▸ Given records:
+++
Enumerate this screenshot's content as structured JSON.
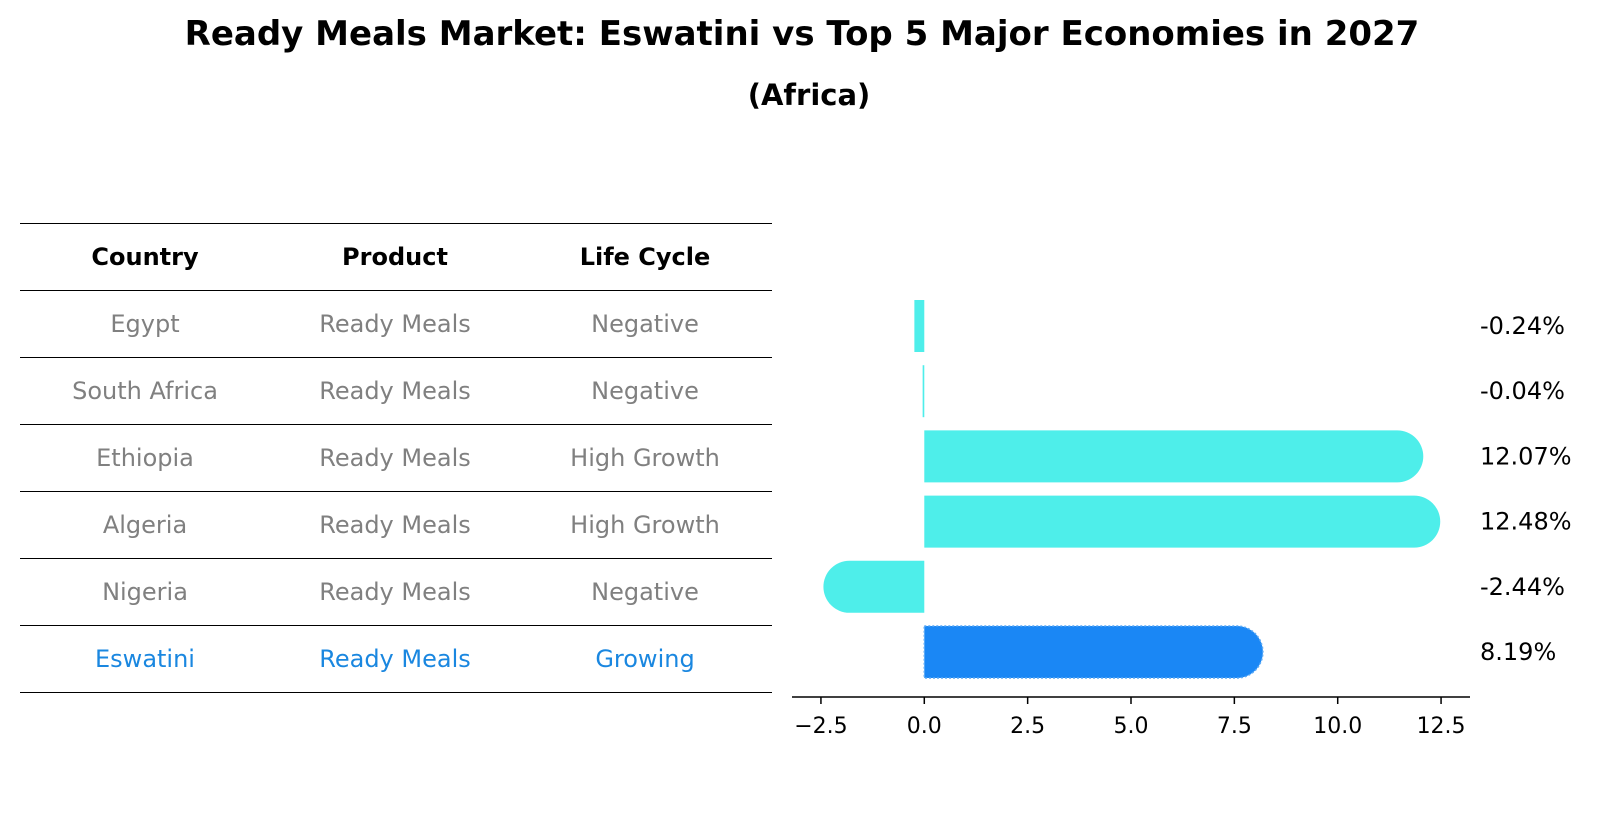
{
  "chart_data": {
    "type": "bar",
    "orientation": "horizontal",
    "title": "Ready Meals Market: Eswatini vs Top 5 Major Economies in 2027",
    "subtitle": "(Africa)",
    "categories": [
      "Egypt",
      "South Africa",
      "Ethiopia",
      "Algeria",
      "Nigeria",
      "Eswatini"
    ],
    "values": [
      -0.24,
      -0.04,
      12.07,
      12.48,
      -2.44,
      8.19
    ],
    "value_labels": [
      "-0.24%",
      "-0.04%",
      "12.07%",
      "12.48%",
      "-2.44%",
      "8.19%"
    ],
    "highlight": "Eswatini",
    "xlim": [
      -3.2,
      13.2
    ],
    "xticks": [
      -2.5,
      0.0,
      2.5,
      5.0,
      7.5,
      10.0,
      12.5
    ],
    "xtick_labels": [
      "−2.5",
      "0.0",
      "2.5",
      "5.0",
      "7.5",
      "10.0",
      "12.5"
    ],
    "xlabel": "",
    "ylabel": "",
    "grid": false
  },
  "table": {
    "headers": [
      "Country",
      "Product",
      "Life Cycle"
    ],
    "rows": [
      [
        "Egypt",
        "Ready Meals",
        "Negative"
      ],
      [
        "South Africa",
        "Ready Meals",
        "Negative"
      ],
      [
        "Ethiopia",
        "Ready Meals",
        "High Growth"
      ],
      [
        "Algeria",
        "Ready Meals",
        "High Growth"
      ],
      [
        "Nigeria",
        "Ready Meals",
        "Negative"
      ],
      [
        "Eswatini",
        "Ready Meals",
        "Growing"
      ]
    ]
  },
  "colors": {
    "bar": "#4eeeea",
    "highlight_bar": "#1a87f5",
    "table_text": "#808080",
    "table_highlight_text": "#1a87e0"
  }
}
+++
▸ Stated task: Set every line down exactly as written, leaving each picture out.

▸ Reply to the exercise:
Enumerate this screenshot's content as structured JSON.
{
  "chart_data": {
    "type": "bar",
    "orientation": "horizontal",
    "title": "Ready Meals Market: Eswatini vs Top 5 Major Economies in 2027",
    "subtitle": "(Africa)",
    "categories": [
      "Egypt",
      "South Africa",
      "Ethiopia",
      "Algeria",
      "Nigeria",
      "Eswatini"
    ],
    "values": [
      -0.24,
      -0.04,
      12.07,
      12.48,
      -2.44,
      8.19
    ],
    "value_labels": [
      "-0.24%",
      "-0.04%",
      "12.07%",
      "12.48%",
      "-2.44%",
      "8.19%"
    ],
    "highlight": "Eswatini",
    "xlim": [
      -3.2,
      13.2
    ],
    "xticks": [
      -2.5,
      0.0,
      2.5,
      5.0,
      7.5,
      10.0,
      12.5
    ],
    "xtick_labels": [
      "−2.5",
      "0.0",
      "2.5",
      "5.0",
      "7.5",
      "10.0",
      "12.5"
    ],
    "xlabel": "",
    "ylabel": "",
    "grid": false
  },
  "table": {
    "headers": [
      "Country",
      "Product",
      "Life Cycle"
    ],
    "rows": [
      [
        "Egypt",
        "Ready Meals",
        "Negative"
      ],
      [
        "South Africa",
        "Ready Meals",
        "Negative"
      ],
      [
        "Ethiopia",
        "Ready Meals",
        "High Growth"
      ],
      [
        "Algeria",
        "Ready Meals",
        "High Growth"
      ],
      [
        "Nigeria",
        "Ready Meals",
        "Negative"
      ],
      [
        "Eswatini",
        "Ready Meals",
        "Growing"
      ]
    ]
  },
  "colors": {
    "bar": "#4eeeea",
    "highlight_bar": "#1a87f5",
    "table_text": "#808080",
    "table_highlight_text": "#1a87e0"
  }
}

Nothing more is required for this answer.